What is asked: Output the data below in full, character for character.
══════════════════════════════
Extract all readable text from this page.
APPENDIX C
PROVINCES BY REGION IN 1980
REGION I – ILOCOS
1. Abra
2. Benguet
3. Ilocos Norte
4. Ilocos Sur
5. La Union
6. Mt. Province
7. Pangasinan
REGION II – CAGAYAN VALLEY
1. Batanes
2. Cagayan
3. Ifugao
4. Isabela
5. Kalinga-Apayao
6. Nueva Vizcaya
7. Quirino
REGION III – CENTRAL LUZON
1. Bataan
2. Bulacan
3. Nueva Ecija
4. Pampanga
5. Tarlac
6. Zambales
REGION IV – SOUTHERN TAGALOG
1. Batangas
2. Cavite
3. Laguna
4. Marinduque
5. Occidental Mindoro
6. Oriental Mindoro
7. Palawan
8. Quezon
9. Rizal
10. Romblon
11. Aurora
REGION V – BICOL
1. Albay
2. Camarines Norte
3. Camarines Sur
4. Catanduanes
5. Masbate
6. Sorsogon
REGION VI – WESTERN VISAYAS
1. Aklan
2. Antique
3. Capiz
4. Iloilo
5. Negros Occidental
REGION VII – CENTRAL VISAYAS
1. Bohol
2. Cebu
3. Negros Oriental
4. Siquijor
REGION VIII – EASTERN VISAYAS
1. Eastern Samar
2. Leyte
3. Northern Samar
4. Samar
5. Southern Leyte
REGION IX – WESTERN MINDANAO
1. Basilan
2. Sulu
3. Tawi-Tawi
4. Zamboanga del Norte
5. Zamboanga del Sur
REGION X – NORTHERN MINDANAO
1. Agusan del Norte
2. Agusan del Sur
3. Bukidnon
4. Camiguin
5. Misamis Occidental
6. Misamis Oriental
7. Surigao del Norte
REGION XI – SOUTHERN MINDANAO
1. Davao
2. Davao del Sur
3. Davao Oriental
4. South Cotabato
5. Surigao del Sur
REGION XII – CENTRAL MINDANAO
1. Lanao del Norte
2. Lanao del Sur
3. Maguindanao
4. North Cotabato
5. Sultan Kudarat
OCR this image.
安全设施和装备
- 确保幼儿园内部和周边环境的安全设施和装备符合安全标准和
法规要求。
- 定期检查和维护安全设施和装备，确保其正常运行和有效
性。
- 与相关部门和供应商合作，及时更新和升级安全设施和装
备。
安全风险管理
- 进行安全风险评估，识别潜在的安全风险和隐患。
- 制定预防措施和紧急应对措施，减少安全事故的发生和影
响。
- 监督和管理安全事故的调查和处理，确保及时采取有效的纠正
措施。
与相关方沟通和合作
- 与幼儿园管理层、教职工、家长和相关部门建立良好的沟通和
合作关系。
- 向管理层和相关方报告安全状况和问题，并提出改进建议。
══════════════════════════════
Exercise response:
Extract all readable text from this page.
APPENDIX C
PROVINCES BY REGION IN 1980
REGION I – ILOCOS
1. Abra
2. Benguet
3. Ilocos Norte
4. Ilocos Sur
5. La Union
6. Mt. Province
7. Pangasinan
REGION II – CAGAYAN VALLEY
1. Batanes
2. Cagayan
3. Ifugao
4. Isabela
5. Kalinga-Apayao
6. Nueva Vizcaya
7. Quirino
REGION III – CENTRAL LUZON
1. Bataan
2. Bulacan
3. Nueva Ecija
4. Pampanga
5. Tarlac
6. Zambales
REGION IV – SOUTHERN TAGALOG
1. Batangas
2. Cavite
3. Laguna
4. Marinduque
5. Occidental Mindoro
6. Oriental Mindoro
7. Palawan
8. Quezon
9. Rizal
10. Romblon
11. Aurora
REGION V – BICOL
1. Albay
2. Camarines Norte
3. Camarines Sur
4. Catanduanes
5. Masbate
6. Sorsogon
REGION VI – WESTERN VISAYAS
1. Aklan
2. Antique
3. Capiz
4. Iloilo
5. Negros Occidental
REGION VII – CENTRAL VISAYAS
1. Bohol
2. Cebu
3. Negros Oriental
4. Siquijor
REGION VIII – EASTERN VISAYAS
1. Eastern Samar
2. Leyte
3. Northern Samar
4. Samar
5. Southern Leyte
REGION IX – WESTERN MINDANAO
1. Basilan
2. Sulu
3. Tawi-Tawi
4. Zamboanga del Norte
5. Zamboanga del Sur
REGION X – NORTHERN MINDANAO
1. Agusan del Norte
2. Agusan del Sur
3. Bukidnon
4. Camiguin
5. Misamis Occidental
6. Misamis Oriental
7. Surigao del Norte
REGION XI – SOUTHERN MINDANAO
1. Davao
2. Davao del Sur
3. Davao Oriental
4. South Cotabato
5. Surigao del Sur
REGION XII – CENTRAL MINDANAO
1. Lanao del Norte
2. Lanao del Sur
3. Maguindanao
4. North Cotabato
5. Sultan Kudarat
OCR this image.
安全设施和装备
- 确保幼儿园内部和周边环境的安全设施和装备符合安全标准和
法规要求。
- 定期检查和维护安全设施和装备，确保其正常运行和有效
性。
- 与相关部门和供应商合作，及时更新和升级安全设施和装
备。
安全风险管理
- 进行安全风险评估，识别潜在的安全风险和隐患。
- 制定预防措施和紧急应对措施，减少安全事故的发生和影
响。
- 监督和管理安全事故的调查和处理，确保及时采取有效的纠正
措施。
与相关方沟通和合作
- 与幼儿园管理层、教职工、家长和相关部门建立良好的沟通和
合作关系。
- 向管理层和相关方报告安全状况和问题，并提出改进建议。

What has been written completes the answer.